_WHAT IS REQUIRED_:
Copy every line in which the string "image" occurs.

_DATASET CONTENT_:
:::::

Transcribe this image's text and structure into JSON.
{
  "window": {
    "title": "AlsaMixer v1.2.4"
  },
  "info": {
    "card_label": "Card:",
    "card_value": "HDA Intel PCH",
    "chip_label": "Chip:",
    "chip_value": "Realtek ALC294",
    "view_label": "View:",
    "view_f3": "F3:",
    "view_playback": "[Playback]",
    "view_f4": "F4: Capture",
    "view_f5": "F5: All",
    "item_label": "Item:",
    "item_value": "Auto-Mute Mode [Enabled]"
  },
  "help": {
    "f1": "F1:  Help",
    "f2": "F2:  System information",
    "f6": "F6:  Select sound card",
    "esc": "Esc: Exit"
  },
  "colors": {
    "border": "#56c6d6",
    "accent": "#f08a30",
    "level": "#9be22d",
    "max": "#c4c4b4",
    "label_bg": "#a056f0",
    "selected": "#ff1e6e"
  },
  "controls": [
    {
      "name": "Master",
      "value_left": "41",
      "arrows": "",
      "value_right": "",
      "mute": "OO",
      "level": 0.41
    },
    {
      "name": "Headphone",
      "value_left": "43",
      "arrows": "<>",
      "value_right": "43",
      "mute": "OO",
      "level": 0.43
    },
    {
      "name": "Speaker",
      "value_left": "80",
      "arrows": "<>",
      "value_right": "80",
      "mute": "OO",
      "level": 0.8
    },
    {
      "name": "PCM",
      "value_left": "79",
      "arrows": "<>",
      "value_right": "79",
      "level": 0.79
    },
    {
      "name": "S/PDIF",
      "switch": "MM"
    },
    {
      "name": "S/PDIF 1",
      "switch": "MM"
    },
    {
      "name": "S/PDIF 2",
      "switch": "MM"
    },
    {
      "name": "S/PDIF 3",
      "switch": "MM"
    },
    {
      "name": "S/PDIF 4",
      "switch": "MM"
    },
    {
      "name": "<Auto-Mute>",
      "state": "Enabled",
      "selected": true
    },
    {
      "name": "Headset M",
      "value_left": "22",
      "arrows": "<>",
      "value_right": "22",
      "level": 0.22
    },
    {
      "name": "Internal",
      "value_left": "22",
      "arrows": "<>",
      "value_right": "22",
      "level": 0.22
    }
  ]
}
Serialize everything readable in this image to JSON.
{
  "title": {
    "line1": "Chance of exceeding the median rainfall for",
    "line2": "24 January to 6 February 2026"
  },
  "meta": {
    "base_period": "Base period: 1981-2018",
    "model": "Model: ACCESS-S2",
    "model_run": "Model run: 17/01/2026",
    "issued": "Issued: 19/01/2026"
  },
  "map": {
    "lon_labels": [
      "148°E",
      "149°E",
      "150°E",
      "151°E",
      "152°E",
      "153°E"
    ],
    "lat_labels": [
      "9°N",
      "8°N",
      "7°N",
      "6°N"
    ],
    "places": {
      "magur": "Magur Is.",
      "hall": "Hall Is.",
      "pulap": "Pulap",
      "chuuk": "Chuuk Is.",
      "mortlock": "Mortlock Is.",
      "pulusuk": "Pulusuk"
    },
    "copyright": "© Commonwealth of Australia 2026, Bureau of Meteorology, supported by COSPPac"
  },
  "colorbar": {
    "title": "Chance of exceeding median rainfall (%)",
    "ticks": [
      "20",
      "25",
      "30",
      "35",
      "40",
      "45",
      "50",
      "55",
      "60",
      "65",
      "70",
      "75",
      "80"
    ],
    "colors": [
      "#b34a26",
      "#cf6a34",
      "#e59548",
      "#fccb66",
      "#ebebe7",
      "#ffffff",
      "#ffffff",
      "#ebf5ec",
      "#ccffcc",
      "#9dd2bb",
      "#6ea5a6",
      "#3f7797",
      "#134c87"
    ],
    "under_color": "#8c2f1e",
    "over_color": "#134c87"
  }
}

:::::

_THE SOLUTION_:
Transcribe this image's text and structure into JSON.
Serialize everything readable in this image to JSON.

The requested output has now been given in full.